>>

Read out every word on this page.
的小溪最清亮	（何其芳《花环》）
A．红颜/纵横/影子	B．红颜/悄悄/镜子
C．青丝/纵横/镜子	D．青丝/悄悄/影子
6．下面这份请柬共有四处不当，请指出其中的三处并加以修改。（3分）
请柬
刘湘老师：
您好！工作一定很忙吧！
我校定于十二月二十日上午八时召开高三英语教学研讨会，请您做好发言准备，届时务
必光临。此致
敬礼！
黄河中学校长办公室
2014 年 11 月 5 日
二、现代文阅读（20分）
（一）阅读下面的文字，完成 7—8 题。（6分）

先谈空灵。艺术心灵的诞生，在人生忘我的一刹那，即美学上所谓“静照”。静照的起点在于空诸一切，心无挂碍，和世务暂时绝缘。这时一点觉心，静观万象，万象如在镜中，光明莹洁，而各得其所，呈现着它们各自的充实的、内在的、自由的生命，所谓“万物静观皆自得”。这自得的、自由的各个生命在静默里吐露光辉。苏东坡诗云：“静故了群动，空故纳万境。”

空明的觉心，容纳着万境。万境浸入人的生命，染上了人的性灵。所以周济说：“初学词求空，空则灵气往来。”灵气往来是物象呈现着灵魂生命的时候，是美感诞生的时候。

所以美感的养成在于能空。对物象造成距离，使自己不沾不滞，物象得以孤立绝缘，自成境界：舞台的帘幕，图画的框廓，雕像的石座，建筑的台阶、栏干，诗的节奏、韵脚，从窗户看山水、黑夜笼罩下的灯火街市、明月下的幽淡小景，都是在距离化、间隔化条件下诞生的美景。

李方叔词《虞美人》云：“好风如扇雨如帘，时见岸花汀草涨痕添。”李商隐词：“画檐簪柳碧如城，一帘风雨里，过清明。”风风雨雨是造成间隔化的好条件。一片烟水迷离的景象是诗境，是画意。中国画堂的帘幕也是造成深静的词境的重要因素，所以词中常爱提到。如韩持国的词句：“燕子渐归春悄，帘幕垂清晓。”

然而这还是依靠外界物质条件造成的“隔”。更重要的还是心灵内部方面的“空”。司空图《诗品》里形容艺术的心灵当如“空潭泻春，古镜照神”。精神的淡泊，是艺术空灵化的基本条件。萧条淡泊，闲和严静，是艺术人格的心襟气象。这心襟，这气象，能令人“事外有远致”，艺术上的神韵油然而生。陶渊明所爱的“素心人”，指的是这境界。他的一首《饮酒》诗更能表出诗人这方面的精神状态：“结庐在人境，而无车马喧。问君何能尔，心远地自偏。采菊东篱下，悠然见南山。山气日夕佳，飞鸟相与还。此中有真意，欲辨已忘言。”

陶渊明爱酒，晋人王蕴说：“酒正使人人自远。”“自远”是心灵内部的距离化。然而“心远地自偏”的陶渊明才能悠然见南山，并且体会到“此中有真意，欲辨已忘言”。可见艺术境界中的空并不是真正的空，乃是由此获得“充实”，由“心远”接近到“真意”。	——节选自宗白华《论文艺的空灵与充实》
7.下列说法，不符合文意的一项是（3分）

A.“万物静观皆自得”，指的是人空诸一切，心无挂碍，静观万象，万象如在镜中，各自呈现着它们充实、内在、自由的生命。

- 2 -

<<

• What to produce
All the entries above need to be reproduced exactly.

• Solution to the exercise
Read out every word on this page.
的小溪最清亮	（何其芳《花环》）
A．红颜/纵横/影子	B．红颜/悄悄/镜子
C．青丝/纵横/镜子	D．青丝/悄悄/影子
6．下面这份请柬共有四处不当，请指出其中的三处并加以修改。（3分）
请柬
刘湘老师：
您好！工作一定很忙吧！
我校定于十二月二十日上午八时召开高三英语教学研讨会，请您做好发言准备，届时务
必光临。此致
敬礼！
黄河中学校长办公室
2014 年 11 月 5 日
二、现代文阅读（20分）
（一）阅读下面的文字，完成 7—8 题。（6分）

先谈空灵。艺术心灵的诞生，在人生忘我的一刹那，即美学上所谓“静照”。静照的起点在于空诸一切，心无挂碍，和世务暂时绝缘。这时一点觉心，静观万象，万象如在镜中，光明莹洁，而各得其所，呈现着它们各自的充实的、内在的、自由的生命，所谓“万物静观皆自得”。这自得的、自由的各个生命在静默里吐露光辉。苏东坡诗云：“静故了群动，空故纳万境。”

空明的觉心，容纳着万境。万境浸入人的生命，染上了人的性灵。所以周济说：“初学词求空，空则灵气往来。”灵气往来是物象呈现着灵魂生命的时候，是美感诞生的时候。

所以美感的养成在于能空。对物象造成距离，使自己不沾不滞，物象得以孤立绝缘，自成境界：舞台的帘幕，图画的框廓，雕像的石座，建筑的台阶、栏干，诗的节奏、韵脚，从窗户看山水、黑夜笼罩下的灯火街市、明月下的幽淡小景，都是在距离化、间隔化条件下诞生的美景。

李方叔词《虞美人》云：“好风如扇雨如帘，时见岸花汀草涨痕添。”李商隐词：“画檐簪柳碧如城，一帘风雨里，过清明。”风风雨雨是造成间隔化的好条件。一片烟水迷离的景象是诗境，是画意。中国画堂的帘幕也是造成深静的词境的重要因素，所以词中常爱提到。如韩持国的词句：“燕子渐归春悄，帘幕垂清晓。”

然而这还是依靠外界物质条件造成的“隔”。更重要的还是心灵内部方面的“空”。司空图《诗品》里形容艺术的心灵当如“空潭泻春，古镜照神”。精神的淡泊，是艺术空灵化的基本条件。萧条淡泊，闲和严静，是艺术人格的心襟气象。这心襟，这气象，能令人“事外有远致”，艺术上的神韵油然而生。陶渊明所爱的“素心人”，指的是这境界。他的一首《饮酒》诗更能表出诗人这方面的精神状态：“结庐在人境，而无车马喧。问君何能尔，心远地自偏。采菊东篱下，悠然见南山。山气日夕佳，飞鸟相与还。此中有真意，欲辨已忘言。”

陶渊明爱酒，晋人王蕴说：“酒正使人人自远。”“自远”是心灵内部的距离化。然而“心远地自偏”的陶渊明才能悠然见南山，并且体会到“此中有真意，欲辨已忘言”。可见艺术境界中的空并不是真正的空，乃是由此获得“充实”，由“心远”接近到“真意”。	——节选自宗白华《论文艺的空灵与充实》
7.下列说法，不符合文意的一项是（3分）

A.“万物静观皆自得”，指的是人空诸一切，心无挂碍，静观万象，万象如在镜中，各自呈现着它们充实、内在、自由的生命。

- 2 -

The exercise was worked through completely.